>> Start
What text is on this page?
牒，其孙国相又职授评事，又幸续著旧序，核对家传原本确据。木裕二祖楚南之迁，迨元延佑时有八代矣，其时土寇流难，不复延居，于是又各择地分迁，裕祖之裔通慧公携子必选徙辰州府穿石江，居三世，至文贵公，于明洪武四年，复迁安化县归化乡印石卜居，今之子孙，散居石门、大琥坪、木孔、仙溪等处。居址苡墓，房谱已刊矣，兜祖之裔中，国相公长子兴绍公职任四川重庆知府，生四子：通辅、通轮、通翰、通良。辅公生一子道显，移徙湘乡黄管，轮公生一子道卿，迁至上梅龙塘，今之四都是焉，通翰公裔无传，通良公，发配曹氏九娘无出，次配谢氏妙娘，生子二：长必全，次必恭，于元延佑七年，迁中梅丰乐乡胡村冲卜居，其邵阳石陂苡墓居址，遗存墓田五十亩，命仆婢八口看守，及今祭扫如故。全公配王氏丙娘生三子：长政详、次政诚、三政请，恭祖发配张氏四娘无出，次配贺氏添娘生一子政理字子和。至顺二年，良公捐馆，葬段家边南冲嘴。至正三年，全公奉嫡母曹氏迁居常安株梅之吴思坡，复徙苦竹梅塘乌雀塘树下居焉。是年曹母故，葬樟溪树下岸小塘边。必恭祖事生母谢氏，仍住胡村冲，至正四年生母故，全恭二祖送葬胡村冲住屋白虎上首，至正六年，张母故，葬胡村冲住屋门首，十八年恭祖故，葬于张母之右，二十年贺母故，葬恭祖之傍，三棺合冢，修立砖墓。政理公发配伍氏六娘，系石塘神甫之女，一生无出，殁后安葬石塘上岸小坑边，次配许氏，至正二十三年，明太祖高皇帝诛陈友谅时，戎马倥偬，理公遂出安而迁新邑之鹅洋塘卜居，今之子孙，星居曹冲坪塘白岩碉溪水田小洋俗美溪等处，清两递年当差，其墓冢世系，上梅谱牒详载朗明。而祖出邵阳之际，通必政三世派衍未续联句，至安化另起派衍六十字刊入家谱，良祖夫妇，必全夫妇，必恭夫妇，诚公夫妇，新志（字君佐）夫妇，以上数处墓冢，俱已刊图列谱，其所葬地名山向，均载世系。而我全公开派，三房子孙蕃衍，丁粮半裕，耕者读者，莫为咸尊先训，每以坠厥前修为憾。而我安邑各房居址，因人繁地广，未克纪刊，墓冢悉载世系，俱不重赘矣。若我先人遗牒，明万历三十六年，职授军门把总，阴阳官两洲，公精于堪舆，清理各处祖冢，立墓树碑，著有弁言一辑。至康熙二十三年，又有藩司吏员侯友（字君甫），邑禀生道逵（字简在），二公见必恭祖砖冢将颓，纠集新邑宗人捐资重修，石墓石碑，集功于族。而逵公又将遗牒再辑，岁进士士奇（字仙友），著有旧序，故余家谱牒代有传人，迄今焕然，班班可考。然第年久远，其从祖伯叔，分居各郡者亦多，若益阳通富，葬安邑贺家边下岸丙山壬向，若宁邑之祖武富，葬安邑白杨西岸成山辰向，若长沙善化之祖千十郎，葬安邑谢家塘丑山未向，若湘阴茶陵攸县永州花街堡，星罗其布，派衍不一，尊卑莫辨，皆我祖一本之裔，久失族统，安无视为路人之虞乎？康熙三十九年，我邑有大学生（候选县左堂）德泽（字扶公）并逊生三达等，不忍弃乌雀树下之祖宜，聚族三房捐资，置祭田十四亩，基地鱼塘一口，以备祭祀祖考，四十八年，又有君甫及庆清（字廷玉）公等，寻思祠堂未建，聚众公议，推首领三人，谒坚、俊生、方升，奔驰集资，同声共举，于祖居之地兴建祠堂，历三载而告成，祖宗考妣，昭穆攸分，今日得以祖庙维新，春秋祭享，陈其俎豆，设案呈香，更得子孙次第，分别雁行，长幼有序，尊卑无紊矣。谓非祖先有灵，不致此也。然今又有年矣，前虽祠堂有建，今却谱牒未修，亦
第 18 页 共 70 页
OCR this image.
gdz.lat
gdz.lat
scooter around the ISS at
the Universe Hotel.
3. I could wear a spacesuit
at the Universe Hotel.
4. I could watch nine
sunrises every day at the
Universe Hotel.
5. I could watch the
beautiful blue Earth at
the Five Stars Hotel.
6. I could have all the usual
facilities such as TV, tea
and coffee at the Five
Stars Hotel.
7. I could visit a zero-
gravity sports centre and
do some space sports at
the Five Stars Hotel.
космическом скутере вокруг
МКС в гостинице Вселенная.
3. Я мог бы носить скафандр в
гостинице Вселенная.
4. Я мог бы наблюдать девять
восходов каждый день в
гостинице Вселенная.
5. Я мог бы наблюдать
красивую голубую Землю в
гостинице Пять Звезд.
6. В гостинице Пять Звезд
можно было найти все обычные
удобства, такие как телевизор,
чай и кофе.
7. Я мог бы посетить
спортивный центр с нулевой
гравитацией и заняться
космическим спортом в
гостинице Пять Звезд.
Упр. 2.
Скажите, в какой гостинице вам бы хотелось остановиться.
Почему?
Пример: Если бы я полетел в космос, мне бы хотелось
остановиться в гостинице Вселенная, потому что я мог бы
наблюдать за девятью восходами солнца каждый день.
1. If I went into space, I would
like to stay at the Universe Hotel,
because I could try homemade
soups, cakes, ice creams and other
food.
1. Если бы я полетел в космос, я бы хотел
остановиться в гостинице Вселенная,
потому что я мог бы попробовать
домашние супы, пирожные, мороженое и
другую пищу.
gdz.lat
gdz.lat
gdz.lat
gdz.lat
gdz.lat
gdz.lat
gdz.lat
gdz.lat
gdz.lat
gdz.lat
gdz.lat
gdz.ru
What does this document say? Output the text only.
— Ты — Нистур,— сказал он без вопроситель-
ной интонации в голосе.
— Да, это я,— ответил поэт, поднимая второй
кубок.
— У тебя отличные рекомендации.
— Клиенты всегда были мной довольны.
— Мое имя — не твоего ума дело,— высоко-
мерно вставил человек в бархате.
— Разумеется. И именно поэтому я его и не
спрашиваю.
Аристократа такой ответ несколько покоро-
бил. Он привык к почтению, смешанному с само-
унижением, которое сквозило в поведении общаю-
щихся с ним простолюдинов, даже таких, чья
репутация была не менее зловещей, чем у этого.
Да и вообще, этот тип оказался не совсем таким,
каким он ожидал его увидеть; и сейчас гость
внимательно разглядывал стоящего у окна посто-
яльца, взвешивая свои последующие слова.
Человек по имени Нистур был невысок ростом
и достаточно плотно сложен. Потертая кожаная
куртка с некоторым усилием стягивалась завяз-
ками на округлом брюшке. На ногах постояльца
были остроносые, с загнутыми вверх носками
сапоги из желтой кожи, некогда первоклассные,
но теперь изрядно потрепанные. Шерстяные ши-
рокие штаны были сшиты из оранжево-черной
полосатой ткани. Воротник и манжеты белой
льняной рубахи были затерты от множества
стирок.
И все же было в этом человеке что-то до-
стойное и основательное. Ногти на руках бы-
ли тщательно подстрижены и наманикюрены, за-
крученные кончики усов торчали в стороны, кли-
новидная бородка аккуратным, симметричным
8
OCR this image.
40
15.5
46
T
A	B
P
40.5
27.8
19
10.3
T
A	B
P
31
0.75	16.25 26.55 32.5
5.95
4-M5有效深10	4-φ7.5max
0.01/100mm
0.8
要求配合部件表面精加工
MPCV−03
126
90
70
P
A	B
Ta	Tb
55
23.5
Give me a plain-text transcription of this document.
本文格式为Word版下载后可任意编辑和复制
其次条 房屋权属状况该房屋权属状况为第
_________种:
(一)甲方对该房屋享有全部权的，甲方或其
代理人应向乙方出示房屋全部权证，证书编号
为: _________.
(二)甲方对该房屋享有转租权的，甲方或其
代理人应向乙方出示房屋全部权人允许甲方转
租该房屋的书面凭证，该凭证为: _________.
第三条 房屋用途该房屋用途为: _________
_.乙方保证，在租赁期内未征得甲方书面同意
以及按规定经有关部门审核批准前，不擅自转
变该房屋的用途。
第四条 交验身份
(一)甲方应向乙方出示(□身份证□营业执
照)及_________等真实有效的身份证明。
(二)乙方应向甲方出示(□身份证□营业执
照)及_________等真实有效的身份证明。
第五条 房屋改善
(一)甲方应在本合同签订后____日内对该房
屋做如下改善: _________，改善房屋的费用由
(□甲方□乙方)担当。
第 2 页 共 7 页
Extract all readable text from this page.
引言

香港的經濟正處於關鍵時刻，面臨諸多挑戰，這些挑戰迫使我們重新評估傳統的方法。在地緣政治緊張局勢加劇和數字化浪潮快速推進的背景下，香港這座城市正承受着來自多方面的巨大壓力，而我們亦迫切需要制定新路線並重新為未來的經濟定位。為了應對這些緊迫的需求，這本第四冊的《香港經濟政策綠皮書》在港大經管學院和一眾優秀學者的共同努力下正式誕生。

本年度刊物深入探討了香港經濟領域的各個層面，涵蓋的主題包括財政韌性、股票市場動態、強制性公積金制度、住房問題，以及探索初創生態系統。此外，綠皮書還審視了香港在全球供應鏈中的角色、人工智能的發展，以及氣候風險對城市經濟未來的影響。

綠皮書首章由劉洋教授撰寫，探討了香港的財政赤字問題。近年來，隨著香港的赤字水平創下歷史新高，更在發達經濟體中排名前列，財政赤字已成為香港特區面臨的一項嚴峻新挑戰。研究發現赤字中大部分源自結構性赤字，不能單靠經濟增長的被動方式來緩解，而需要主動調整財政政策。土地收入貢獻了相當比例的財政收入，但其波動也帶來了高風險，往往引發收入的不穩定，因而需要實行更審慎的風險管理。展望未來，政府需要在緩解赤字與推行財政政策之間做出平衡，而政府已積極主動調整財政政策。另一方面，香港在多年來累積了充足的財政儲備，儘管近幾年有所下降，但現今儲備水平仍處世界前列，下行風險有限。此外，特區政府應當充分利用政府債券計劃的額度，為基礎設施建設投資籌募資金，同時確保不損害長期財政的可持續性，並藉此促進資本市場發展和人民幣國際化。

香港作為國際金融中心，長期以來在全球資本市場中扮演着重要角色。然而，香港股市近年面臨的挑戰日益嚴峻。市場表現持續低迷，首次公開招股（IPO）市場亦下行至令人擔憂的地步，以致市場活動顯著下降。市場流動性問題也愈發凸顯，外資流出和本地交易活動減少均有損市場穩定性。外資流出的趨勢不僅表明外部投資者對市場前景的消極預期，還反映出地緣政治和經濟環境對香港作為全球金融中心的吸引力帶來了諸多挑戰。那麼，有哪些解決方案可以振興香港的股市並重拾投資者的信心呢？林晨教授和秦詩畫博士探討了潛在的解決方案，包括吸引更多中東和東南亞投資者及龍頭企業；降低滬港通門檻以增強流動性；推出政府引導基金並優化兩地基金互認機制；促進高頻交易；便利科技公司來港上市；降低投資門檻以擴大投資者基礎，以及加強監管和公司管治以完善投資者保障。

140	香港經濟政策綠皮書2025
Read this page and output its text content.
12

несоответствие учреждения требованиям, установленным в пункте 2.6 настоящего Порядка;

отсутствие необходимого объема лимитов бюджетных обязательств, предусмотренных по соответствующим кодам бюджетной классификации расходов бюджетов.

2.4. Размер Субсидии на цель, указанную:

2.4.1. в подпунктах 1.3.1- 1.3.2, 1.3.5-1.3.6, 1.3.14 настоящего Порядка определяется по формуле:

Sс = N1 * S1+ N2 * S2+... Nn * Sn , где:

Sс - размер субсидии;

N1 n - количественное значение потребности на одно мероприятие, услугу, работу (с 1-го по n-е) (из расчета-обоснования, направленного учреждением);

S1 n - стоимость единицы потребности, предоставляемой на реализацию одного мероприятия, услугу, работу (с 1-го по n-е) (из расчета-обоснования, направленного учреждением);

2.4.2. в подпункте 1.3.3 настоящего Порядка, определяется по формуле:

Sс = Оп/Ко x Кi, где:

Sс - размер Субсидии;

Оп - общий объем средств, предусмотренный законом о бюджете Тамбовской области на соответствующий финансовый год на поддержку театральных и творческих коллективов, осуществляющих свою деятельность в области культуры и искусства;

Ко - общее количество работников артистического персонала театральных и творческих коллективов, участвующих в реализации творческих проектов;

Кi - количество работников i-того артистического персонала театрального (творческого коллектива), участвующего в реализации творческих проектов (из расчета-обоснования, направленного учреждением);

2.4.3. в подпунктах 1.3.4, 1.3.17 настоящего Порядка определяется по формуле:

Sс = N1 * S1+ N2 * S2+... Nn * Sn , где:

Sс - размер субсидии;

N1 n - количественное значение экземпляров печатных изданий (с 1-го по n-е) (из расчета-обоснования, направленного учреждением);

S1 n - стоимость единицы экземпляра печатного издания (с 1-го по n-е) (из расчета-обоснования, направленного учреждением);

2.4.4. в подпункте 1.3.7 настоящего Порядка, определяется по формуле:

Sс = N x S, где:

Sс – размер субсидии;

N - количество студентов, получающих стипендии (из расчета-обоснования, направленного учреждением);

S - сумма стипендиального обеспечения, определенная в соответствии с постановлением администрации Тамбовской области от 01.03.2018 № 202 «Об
>> End
Given request
Copy all the lines above that hold the string "наблюдать".

Completed exercise
4. Я мог бы наблюдать девять
5. Я мог бы наблюдать
наблюдать за девятью восходами солнца каждый день.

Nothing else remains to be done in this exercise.